Stored data:
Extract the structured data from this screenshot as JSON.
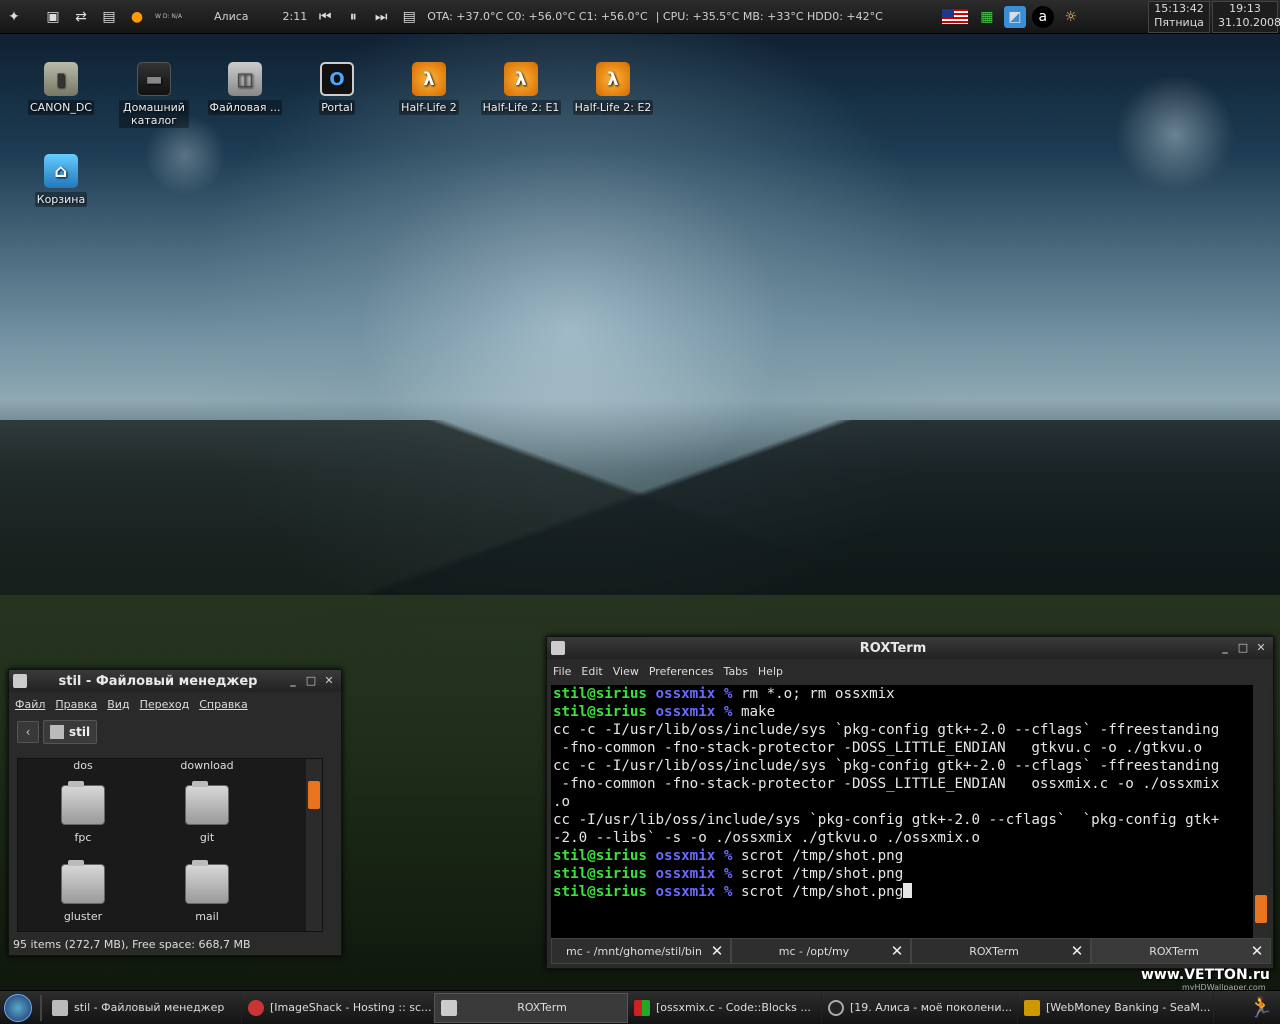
{
  "top_panel": {
    "weather": "W D: N/A",
    "user": "Алиса",
    "track_time": "2:11",
    "sensors": "OTA: +37.0°C C0: +56.0°C C1: +56.0°C",
    "sensors2": "| CPU: +35.5°C MB: +33°C HDD0: +42°C",
    "clock_time": "15:13:42",
    "clock_day": "Пятница",
    "clock2_time": "19:13",
    "clock2_date": "31.10.2008"
  },
  "desktop_icons": [
    {
      "label": "CANON_DC"
    },
    {
      "label": "Домашний каталог"
    },
    {
      "label": "Файловая ..."
    },
    {
      "label": "Portal"
    },
    {
      "label": "Half-Life 2"
    },
    {
      "label": "Half-Life 2: E1"
    },
    {
      "label": "Half-Life 2: E2"
    },
    {
      "label": "Корзина"
    }
  ],
  "file_manager": {
    "title": "stil - Файловый менеджер",
    "menu": [
      "Файл",
      "Правка",
      "Вид",
      "Переход",
      "Справка"
    ],
    "path": "stil",
    "items": [
      {
        "name": "dos"
      },
      {
        "name": "download"
      },
      {
        "name": "fpc"
      },
      {
        "name": "git"
      },
      {
        "name": "gluster"
      },
      {
        "name": "mail"
      }
    ],
    "status": "95 items (272,7 MB), Free space: 668,7 MB"
  },
  "terminal": {
    "title": "ROXTerm",
    "menu": [
      "File",
      "Edit",
      "View",
      "Preferences",
      "Tabs",
      "Help"
    ],
    "prompt_user": "stil@sirius",
    "prompt_dir": "ossxmix",
    "prompt_sign": "%",
    "lines": {
      "l1_cmd": " rm *.o; rm ossxmix",
      "l2_cmd": " make",
      "l3": "cc -c -I/usr/lib/oss/include/sys `pkg-config gtk+-2.0 --cflags` -ffreestanding",
      "l4": " -fno-common -fno-stack-protector -DOSS_LITTLE_ENDIAN   gtkvu.c -o ./gtkvu.o",
      "l5": "cc -c -I/usr/lib/oss/include/sys `pkg-config gtk+-2.0 --cflags` -ffreestanding",
      "l6": " -fno-common -fno-stack-protector -DOSS_LITTLE_ENDIAN   ossxmix.c -o ./ossxmix",
      "l7": ".o",
      "l8": "cc -I/usr/lib/oss/include/sys `pkg-config gtk+-2.0 --cflags`  `pkg-config gtk+",
      "l9": "-2.0 --libs` -s -o ./ossxmix ./gtkvu.o ./ossxmix.o",
      "l10_cmd": " scrot /tmp/shot.png",
      "l11_cmd": " scrot /tmp/shot.png",
      "l12_cmd": " scrot /tmp/shot.png"
    },
    "tabs": [
      {
        "label": "mc - /mnt/ghome/stil/bin"
      },
      {
        "label": "mc - /opt/my"
      },
      {
        "label": "ROXTerm"
      },
      {
        "label": "ROXTerm"
      }
    ]
  },
  "watermark": {
    "main": "www.VETTON.ru",
    "sub": "myHDWallpaper.com"
  },
  "taskbar": {
    "tasks": [
      {
        "label": "stil - Файловый менеджер"
      },
      {
        "label": "[ImageShack - Hosting :: sc..."
      },
      {
        "label": "ROXTerm"
      },
      {
        "label": "[ossxmix.c - Code::Blocks ..."
      },
      {
        "label": "[19. Алиса - моё поколени..."
      },
      {
        "label": "[WebMoney Banking - SeaM..."
      }
    ]
  },
  "colors": {
    "prompt_green": "#3ce03c",
    "prompt_blue": "#6a6aff",
    "scroll_thumb": "#e87420"
  }
}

REQUEST ::
Extract every line containing the string "Half" from the material.

FINISHED TASK ::
      "label": "Half-Life 2"
      "label": "Half-Life 2: E1"
      "label": "Half-Life 2: E2"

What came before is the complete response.